[Dataset records]

━━━━━━━━━━━━━━━━━━━━

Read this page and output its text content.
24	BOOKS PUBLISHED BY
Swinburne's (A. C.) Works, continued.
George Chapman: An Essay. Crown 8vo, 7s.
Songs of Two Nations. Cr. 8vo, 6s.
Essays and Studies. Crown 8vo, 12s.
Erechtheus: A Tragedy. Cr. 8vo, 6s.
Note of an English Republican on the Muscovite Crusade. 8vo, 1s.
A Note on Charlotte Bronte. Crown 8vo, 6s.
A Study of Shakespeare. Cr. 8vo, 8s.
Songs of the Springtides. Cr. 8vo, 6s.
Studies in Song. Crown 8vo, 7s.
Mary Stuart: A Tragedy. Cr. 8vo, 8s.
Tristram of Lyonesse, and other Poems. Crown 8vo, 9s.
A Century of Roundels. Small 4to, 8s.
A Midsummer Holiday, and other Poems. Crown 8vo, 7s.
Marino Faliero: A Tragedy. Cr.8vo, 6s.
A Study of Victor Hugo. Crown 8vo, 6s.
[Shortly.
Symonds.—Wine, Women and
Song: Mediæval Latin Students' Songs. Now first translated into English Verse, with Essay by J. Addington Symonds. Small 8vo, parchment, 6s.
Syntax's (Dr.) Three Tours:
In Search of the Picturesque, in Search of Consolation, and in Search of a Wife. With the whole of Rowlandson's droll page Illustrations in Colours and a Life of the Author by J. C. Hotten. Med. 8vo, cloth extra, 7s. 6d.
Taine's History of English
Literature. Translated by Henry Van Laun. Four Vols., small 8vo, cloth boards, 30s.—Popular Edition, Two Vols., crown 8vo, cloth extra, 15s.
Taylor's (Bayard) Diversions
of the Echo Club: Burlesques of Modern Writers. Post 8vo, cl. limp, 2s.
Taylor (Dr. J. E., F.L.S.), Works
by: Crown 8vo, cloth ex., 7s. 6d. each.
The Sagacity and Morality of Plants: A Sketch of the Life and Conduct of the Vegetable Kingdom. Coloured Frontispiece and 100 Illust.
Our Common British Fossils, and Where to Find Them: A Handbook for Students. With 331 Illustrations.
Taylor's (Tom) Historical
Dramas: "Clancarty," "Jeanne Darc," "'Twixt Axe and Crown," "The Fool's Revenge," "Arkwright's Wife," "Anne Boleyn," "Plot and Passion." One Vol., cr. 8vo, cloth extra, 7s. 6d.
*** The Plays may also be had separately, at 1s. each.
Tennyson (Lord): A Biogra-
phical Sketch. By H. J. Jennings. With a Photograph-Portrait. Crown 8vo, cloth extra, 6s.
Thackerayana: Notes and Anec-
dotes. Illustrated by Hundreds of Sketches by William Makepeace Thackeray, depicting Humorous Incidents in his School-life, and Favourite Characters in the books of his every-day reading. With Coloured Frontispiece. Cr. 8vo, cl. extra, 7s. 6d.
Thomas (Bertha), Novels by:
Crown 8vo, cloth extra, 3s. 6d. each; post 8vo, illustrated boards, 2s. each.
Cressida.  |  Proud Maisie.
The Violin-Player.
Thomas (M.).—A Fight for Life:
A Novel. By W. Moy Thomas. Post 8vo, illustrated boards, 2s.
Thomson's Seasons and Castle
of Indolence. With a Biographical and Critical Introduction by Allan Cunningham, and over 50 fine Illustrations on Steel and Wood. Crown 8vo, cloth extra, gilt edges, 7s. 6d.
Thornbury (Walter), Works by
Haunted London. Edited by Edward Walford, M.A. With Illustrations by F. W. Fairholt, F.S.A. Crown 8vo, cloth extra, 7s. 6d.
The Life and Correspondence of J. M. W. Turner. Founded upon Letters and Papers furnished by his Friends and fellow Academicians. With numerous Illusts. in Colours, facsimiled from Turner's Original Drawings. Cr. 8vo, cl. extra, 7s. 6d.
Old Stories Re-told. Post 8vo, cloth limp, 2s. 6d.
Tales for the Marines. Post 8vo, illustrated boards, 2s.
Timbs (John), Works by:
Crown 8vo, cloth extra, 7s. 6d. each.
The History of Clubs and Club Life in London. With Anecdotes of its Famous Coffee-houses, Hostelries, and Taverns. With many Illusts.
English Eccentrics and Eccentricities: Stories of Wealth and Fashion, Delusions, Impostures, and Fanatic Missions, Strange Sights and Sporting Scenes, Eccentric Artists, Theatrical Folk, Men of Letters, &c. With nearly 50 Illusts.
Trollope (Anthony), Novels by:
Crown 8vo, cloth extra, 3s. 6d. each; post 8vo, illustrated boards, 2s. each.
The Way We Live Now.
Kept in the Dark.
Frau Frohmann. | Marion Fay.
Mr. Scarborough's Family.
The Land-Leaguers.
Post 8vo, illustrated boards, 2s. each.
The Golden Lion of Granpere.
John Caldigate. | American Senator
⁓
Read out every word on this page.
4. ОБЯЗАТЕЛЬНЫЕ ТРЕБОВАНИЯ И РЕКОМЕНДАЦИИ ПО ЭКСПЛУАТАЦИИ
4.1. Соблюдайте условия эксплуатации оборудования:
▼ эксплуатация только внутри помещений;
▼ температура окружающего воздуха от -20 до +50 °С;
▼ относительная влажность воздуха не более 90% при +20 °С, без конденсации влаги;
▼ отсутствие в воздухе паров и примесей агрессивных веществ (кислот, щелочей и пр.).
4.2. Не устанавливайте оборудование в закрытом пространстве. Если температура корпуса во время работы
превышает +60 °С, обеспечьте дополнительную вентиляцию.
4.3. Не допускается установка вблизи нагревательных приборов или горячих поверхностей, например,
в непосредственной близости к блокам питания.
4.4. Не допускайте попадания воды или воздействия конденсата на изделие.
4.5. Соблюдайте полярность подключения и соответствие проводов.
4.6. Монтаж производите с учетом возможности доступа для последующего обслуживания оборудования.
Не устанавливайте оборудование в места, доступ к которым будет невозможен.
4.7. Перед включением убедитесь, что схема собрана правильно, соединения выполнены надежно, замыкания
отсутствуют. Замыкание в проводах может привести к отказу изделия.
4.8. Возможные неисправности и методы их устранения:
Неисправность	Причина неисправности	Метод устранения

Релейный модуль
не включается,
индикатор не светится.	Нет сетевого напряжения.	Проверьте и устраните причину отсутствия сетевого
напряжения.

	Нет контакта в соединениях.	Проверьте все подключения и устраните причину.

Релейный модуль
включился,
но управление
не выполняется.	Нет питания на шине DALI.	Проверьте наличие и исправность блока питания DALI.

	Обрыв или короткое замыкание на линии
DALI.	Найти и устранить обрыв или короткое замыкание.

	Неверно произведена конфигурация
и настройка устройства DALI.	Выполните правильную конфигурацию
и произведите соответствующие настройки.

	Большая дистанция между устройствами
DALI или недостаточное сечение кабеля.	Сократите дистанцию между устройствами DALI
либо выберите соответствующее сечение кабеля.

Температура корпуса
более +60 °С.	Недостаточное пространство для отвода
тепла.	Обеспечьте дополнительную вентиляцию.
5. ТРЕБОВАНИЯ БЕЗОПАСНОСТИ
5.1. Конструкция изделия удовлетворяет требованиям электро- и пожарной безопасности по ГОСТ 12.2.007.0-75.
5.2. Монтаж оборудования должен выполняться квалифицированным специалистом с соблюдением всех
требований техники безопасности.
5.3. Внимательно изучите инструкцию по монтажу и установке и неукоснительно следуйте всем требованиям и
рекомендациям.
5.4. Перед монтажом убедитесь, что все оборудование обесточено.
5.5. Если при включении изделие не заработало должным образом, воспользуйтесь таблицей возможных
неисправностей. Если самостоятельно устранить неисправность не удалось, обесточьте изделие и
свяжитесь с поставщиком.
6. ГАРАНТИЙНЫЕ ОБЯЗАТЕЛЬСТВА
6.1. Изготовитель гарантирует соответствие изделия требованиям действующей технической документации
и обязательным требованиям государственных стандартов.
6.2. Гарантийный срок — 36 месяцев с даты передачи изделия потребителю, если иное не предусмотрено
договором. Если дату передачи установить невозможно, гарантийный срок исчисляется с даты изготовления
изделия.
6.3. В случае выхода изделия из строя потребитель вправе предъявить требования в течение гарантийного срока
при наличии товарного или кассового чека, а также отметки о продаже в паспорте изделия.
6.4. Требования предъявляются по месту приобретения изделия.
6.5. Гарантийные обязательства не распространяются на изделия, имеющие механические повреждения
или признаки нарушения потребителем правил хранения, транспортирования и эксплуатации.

━━━━━━━━━━━━━━━━━━━━

:: TASK DETAILS ::
Look over the listing above. Pick out and copy every line that includes "Stories".

:: WRITTEN REPLY ::
Old Stories Re-told. Post 8vo, cloth limp, 2s. 6d.
English Eccentrics and Eccentricities: Stories of Wealth and Fashion, Delusions, Impostures, and Fanatic Missions, Strange Sights and Sporting Scenes, Eccentric Artists, Theatrical Folk, Men of Letters, &c. With nearly 50 Illusts.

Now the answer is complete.